-- Task requirements --
Keep only those lines of the records that include the string "name".

↓

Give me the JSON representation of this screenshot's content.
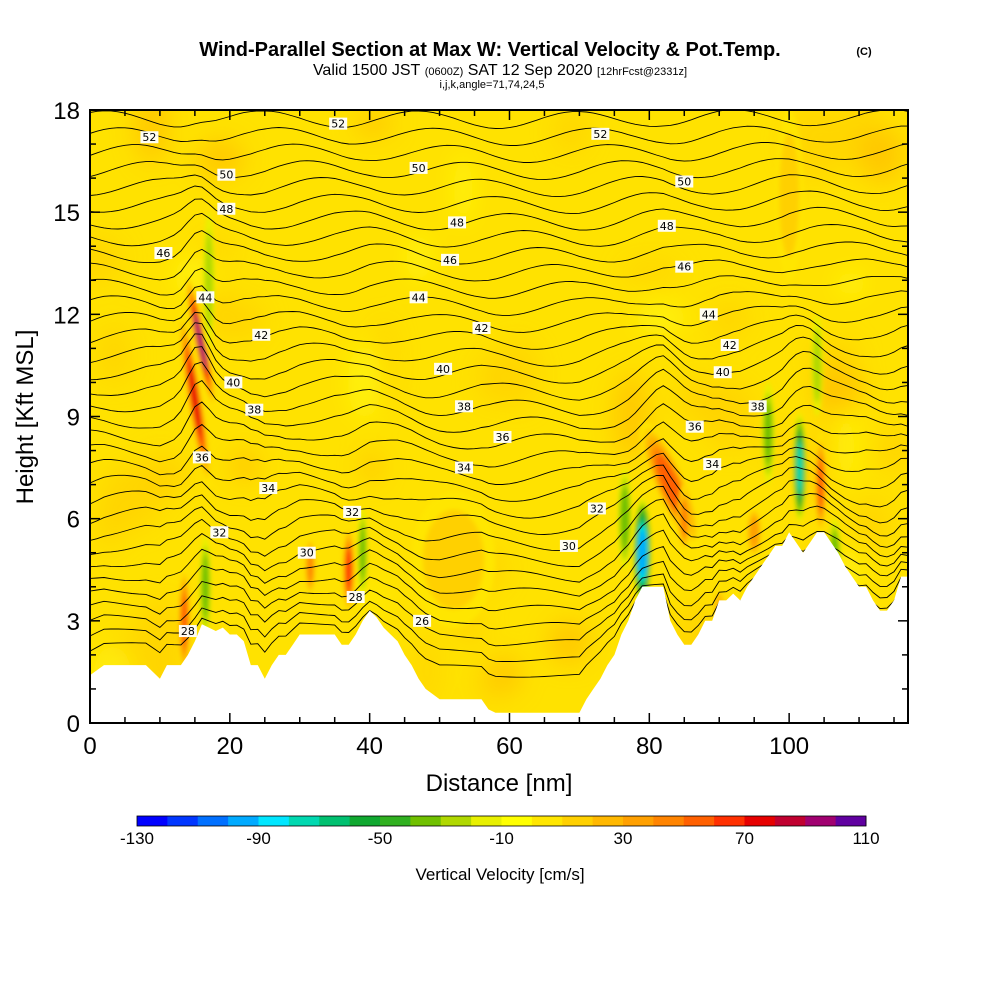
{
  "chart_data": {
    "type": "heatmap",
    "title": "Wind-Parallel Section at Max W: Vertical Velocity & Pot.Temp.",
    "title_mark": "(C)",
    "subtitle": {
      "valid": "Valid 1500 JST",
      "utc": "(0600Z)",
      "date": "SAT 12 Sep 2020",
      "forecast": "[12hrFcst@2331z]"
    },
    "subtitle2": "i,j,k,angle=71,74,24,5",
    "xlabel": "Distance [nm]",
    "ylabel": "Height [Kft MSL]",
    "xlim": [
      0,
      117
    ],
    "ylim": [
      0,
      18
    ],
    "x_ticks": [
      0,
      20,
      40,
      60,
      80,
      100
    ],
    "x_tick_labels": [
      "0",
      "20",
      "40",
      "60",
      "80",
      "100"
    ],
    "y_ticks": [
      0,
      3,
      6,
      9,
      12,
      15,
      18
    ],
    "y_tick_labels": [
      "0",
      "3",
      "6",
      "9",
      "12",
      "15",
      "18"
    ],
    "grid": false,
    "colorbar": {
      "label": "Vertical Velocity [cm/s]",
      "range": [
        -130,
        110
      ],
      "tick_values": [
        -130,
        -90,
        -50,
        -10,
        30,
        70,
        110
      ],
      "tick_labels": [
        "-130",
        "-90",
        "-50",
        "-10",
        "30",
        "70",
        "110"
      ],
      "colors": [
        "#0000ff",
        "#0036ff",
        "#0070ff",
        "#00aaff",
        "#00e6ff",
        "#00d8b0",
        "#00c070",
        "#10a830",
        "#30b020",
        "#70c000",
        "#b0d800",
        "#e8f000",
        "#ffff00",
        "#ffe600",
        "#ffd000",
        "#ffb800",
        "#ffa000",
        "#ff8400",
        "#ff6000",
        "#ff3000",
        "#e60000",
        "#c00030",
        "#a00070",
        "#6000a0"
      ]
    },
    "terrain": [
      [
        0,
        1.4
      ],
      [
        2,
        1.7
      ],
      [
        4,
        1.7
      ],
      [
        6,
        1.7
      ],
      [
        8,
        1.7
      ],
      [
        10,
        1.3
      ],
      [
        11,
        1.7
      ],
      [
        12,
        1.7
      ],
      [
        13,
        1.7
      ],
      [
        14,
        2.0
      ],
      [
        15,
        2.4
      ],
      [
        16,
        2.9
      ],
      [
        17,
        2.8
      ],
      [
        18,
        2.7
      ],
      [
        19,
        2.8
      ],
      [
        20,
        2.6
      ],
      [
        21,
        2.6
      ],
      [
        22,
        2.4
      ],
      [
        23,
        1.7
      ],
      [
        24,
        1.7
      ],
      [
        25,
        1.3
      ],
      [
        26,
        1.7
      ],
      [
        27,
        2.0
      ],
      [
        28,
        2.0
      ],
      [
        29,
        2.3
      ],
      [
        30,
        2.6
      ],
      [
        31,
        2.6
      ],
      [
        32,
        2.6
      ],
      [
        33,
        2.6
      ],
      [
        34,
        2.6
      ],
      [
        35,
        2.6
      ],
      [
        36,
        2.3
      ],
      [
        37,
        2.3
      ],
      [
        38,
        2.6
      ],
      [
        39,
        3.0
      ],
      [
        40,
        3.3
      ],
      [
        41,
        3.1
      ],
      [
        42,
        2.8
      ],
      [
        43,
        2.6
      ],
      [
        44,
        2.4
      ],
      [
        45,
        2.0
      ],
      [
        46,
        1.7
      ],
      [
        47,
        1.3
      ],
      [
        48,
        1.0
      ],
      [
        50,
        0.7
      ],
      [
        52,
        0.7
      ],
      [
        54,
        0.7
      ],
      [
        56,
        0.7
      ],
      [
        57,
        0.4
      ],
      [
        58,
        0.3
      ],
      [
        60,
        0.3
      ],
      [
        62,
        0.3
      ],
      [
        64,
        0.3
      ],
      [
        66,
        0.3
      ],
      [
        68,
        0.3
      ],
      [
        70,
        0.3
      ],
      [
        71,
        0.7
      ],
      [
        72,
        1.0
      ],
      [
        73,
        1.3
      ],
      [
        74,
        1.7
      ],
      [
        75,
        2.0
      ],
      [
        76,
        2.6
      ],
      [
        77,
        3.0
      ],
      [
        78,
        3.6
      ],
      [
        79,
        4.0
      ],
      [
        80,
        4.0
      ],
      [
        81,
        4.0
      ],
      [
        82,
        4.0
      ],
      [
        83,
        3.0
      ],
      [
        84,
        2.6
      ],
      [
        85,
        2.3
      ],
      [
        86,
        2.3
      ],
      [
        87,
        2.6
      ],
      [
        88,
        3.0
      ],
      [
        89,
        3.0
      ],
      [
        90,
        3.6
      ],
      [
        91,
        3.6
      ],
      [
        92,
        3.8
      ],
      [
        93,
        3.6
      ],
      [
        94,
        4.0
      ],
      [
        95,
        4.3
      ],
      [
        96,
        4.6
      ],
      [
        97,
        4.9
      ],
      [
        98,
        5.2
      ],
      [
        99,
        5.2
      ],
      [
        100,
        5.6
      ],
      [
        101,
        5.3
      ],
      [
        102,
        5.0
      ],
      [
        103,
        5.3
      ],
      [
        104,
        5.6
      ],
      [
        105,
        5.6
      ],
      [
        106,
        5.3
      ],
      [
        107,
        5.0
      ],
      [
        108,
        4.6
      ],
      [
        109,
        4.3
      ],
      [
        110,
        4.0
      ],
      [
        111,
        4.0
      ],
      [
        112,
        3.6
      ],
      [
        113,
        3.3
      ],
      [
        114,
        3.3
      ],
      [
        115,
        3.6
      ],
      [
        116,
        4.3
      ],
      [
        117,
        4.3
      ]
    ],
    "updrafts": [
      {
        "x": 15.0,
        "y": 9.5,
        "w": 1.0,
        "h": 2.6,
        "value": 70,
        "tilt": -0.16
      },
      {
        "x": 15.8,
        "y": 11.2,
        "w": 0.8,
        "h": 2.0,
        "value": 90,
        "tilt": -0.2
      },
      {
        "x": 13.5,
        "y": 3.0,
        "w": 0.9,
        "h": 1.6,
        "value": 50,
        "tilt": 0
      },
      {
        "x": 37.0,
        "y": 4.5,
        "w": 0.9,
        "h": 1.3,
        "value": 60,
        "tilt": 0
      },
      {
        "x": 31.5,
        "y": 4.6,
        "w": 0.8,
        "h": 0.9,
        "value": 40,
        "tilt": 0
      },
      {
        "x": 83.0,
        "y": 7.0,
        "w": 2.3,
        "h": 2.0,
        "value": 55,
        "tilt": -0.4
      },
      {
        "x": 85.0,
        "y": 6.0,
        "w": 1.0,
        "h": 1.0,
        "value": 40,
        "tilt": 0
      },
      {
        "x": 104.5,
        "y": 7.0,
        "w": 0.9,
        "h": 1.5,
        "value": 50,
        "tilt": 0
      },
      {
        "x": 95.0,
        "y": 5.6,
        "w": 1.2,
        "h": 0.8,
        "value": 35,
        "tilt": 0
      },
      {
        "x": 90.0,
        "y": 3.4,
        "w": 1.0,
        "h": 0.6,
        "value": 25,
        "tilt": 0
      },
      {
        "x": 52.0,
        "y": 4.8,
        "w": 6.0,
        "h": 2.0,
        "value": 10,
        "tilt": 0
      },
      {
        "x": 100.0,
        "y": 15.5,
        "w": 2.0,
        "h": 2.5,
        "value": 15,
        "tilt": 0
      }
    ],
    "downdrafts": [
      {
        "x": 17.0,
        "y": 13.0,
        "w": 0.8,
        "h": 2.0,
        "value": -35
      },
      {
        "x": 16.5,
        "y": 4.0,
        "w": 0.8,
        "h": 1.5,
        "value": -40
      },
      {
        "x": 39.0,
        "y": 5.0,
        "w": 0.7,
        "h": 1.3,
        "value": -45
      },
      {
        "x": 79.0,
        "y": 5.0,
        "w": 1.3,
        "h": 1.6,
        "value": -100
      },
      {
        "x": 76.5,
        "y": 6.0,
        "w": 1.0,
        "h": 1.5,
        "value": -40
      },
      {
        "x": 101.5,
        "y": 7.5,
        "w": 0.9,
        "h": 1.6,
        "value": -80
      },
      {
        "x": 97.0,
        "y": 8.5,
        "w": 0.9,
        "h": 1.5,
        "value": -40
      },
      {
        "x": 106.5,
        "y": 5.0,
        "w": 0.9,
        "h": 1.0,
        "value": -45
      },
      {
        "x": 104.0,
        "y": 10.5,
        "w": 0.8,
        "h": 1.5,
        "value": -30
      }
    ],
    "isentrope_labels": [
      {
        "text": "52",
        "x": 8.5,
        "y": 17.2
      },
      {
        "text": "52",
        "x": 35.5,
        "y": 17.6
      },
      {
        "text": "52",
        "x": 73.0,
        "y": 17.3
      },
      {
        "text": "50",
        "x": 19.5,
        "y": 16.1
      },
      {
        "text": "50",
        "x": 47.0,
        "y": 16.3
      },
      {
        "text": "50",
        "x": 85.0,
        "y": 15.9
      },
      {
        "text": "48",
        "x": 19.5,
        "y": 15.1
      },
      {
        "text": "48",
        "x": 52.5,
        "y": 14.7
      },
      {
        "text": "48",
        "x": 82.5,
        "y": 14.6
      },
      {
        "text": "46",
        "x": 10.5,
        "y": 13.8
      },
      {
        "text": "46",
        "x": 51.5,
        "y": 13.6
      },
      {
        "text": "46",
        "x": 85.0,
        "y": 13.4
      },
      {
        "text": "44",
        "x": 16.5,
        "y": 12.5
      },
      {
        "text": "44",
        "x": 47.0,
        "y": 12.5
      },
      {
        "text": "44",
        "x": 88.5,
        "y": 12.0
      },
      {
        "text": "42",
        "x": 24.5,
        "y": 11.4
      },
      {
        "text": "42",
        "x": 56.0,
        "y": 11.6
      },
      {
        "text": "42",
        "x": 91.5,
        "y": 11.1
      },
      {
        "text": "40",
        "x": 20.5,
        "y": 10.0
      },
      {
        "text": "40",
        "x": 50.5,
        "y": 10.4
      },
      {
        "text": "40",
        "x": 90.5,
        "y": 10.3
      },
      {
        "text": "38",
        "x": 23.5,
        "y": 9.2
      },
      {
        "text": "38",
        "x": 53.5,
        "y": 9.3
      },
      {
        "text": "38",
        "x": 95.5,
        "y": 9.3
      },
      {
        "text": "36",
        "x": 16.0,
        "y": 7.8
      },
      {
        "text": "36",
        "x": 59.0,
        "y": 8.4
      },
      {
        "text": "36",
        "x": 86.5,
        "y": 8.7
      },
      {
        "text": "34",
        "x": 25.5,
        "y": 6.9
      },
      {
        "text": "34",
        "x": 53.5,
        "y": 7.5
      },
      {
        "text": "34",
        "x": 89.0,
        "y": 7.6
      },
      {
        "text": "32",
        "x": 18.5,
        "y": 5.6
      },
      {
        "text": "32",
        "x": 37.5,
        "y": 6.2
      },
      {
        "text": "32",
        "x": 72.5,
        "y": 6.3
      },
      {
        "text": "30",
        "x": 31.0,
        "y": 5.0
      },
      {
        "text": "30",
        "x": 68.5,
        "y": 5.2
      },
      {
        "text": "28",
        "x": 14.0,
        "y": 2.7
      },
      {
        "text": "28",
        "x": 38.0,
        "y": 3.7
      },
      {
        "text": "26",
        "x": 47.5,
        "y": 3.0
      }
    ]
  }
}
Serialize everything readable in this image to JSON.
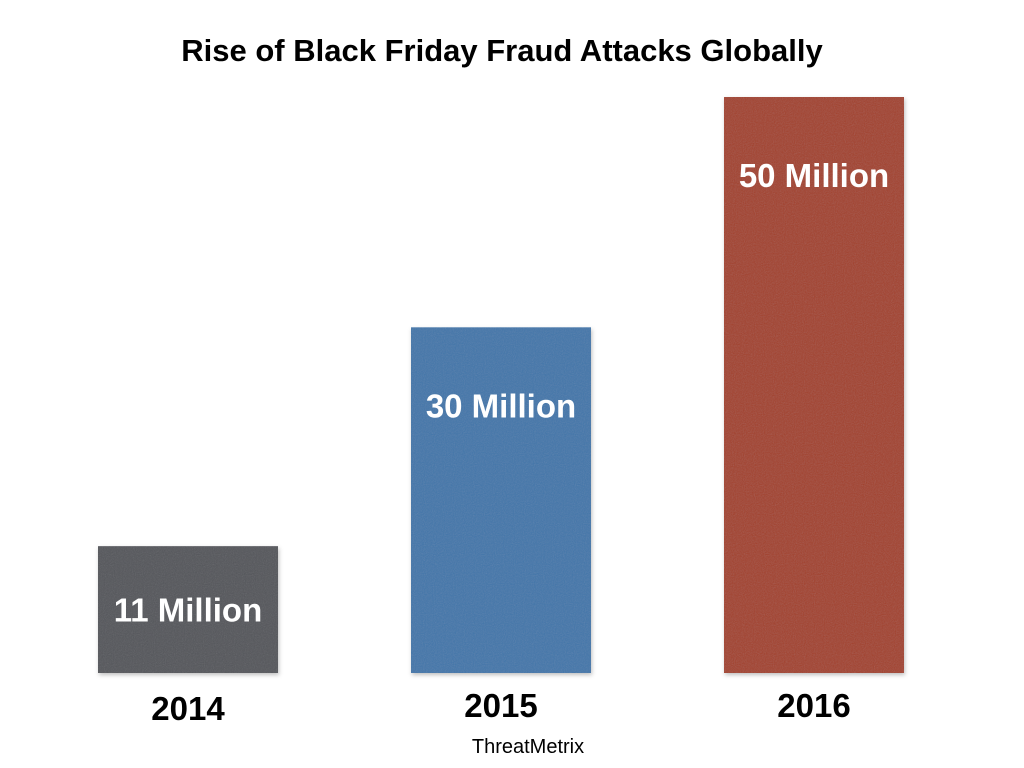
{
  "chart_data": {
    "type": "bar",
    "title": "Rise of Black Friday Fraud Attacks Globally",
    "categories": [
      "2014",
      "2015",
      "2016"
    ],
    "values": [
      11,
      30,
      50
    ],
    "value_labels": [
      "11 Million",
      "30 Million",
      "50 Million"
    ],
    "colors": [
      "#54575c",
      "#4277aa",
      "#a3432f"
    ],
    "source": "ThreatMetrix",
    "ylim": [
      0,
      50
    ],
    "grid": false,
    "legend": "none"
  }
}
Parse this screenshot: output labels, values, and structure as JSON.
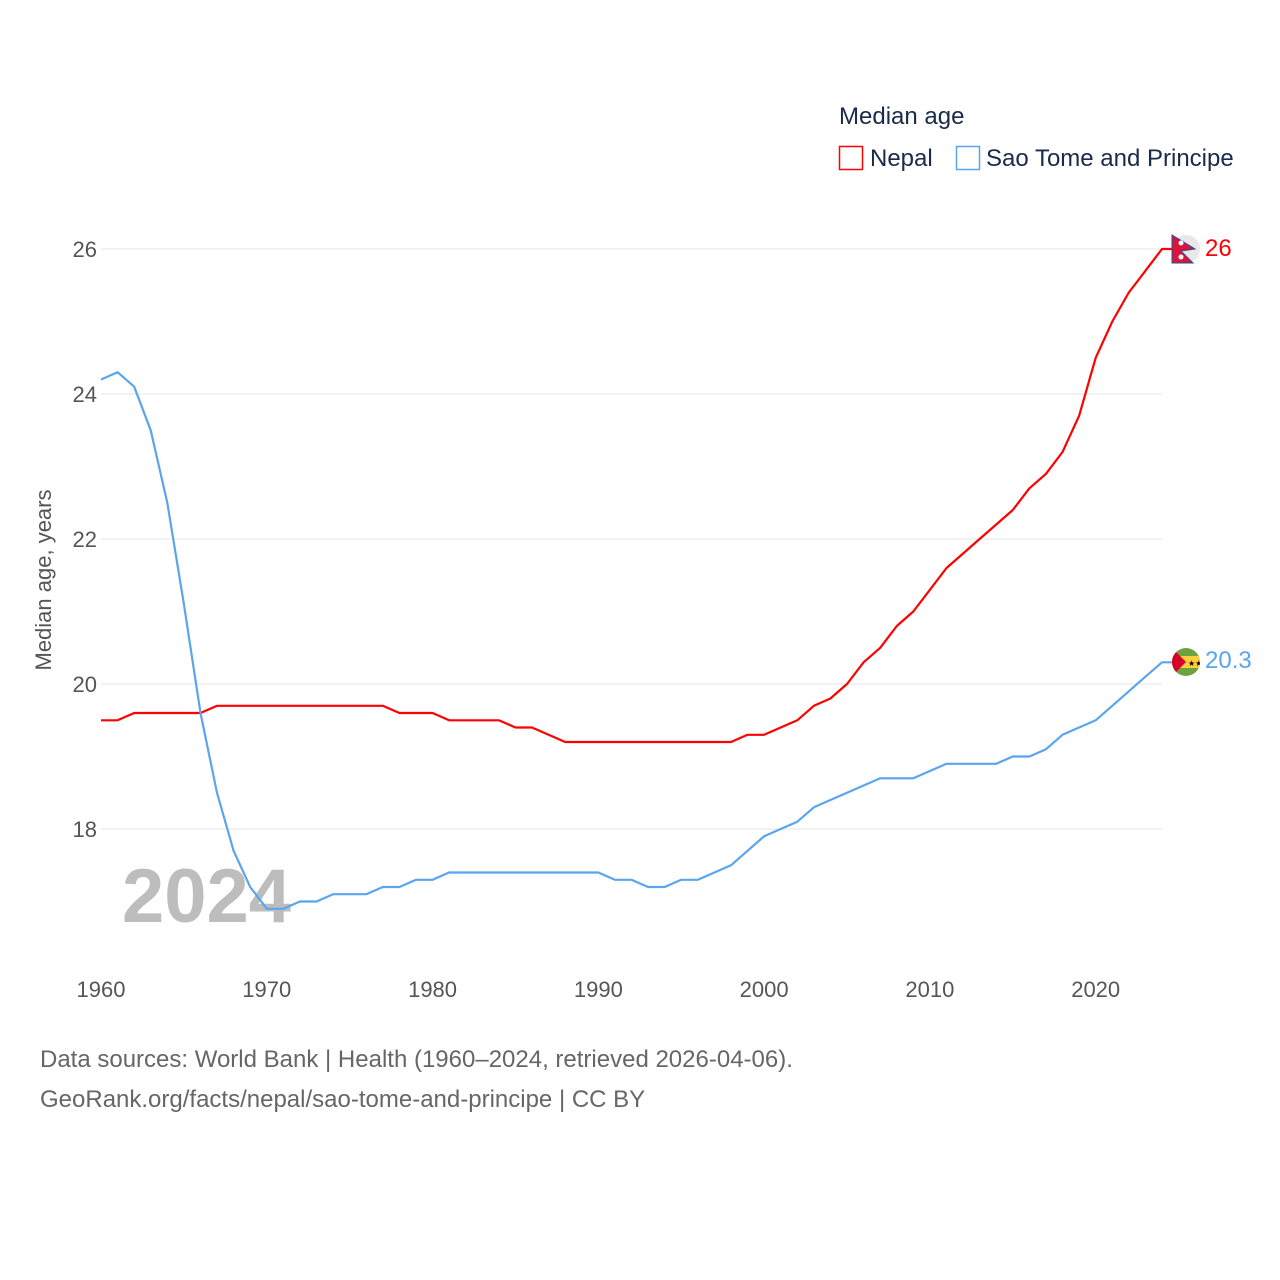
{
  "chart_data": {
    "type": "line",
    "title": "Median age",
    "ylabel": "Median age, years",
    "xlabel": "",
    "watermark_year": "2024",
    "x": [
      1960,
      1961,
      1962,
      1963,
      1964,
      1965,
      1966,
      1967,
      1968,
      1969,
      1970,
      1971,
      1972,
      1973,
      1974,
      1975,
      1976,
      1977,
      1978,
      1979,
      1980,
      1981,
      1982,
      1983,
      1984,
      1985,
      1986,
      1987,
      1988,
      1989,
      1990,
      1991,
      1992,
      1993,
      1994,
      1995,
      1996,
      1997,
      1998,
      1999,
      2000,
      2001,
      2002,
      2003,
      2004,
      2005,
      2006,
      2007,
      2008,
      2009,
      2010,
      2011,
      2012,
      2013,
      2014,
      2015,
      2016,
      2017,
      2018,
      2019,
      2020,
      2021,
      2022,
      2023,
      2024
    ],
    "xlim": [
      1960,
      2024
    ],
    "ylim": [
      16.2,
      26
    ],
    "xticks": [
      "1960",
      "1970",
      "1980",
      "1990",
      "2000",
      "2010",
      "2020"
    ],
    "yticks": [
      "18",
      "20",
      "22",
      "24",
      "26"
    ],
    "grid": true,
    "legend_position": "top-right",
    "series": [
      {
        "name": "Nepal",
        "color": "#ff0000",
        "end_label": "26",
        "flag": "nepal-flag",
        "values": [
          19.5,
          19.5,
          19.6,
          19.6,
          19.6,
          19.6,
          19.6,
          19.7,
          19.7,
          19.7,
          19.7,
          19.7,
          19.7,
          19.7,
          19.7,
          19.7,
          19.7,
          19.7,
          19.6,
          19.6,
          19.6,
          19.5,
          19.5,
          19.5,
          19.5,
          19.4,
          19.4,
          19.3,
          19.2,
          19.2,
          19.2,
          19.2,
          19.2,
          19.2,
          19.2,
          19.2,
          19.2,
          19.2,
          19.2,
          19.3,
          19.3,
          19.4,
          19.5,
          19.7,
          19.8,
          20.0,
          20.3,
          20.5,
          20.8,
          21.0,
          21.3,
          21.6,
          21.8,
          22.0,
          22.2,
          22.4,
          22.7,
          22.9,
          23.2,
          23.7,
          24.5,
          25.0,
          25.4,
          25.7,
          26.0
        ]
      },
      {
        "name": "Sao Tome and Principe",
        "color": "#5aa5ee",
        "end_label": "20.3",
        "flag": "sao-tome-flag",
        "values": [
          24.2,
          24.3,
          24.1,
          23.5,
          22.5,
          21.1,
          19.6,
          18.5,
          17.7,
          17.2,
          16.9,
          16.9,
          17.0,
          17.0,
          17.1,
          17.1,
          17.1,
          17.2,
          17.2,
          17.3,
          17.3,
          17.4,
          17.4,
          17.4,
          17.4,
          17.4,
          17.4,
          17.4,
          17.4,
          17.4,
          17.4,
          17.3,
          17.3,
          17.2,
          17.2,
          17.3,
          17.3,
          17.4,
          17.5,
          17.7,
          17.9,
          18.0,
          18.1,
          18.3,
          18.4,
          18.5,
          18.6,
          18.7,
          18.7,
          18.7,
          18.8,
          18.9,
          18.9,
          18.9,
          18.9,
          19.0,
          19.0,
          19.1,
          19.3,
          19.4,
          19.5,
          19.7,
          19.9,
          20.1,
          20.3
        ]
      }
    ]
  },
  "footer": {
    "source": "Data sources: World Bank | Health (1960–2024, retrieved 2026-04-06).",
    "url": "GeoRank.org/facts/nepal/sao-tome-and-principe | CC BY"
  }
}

↑

-- Solved exercise --
        "name": "Nepal",
        "name": "Sao Tome and Principe",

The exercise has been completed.